[[ Given entries open ]]
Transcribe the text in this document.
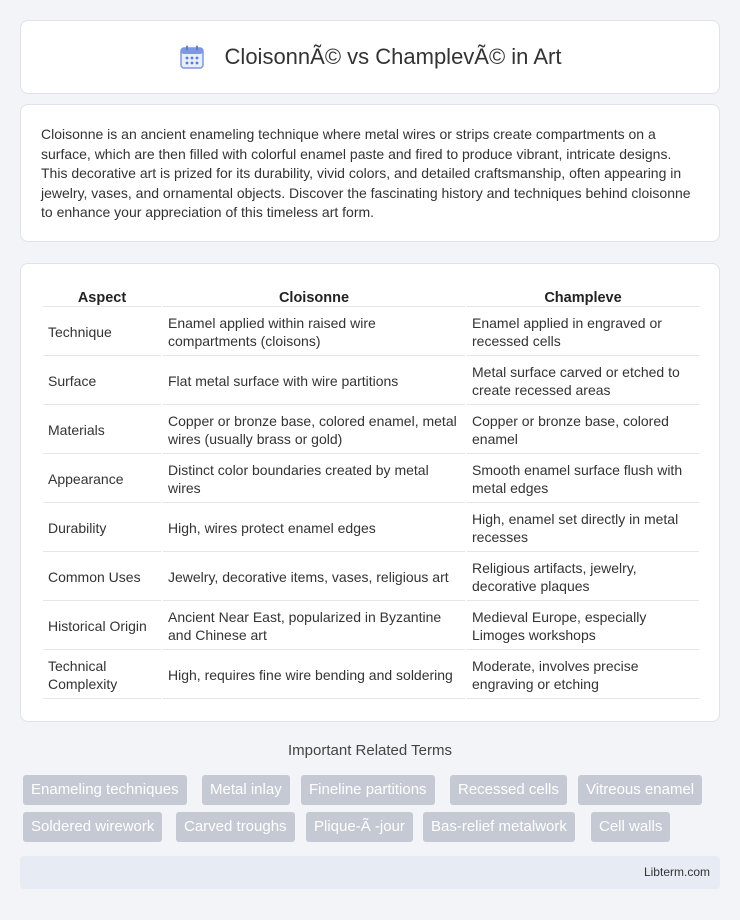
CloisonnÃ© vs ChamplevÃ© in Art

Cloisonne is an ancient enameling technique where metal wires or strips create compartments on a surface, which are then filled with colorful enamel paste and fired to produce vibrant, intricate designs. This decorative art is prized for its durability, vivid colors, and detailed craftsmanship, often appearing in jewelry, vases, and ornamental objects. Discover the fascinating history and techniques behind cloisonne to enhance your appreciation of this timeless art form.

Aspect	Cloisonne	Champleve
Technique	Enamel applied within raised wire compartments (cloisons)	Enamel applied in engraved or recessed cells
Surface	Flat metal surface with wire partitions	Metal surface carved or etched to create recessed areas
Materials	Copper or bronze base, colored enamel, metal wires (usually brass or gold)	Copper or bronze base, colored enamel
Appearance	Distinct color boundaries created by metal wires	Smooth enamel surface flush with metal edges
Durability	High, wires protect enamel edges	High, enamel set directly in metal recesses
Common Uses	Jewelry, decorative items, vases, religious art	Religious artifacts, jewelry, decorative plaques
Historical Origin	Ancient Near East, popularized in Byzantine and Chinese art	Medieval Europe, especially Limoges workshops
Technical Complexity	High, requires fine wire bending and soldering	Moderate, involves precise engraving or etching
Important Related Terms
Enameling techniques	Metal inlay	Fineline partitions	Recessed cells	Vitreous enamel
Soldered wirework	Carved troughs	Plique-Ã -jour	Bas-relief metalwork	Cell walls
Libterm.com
[[ Given entries closed ]]
* _Assignment_
Answer with one number only: how many lines above contain the word "cells".

* _Task output_
2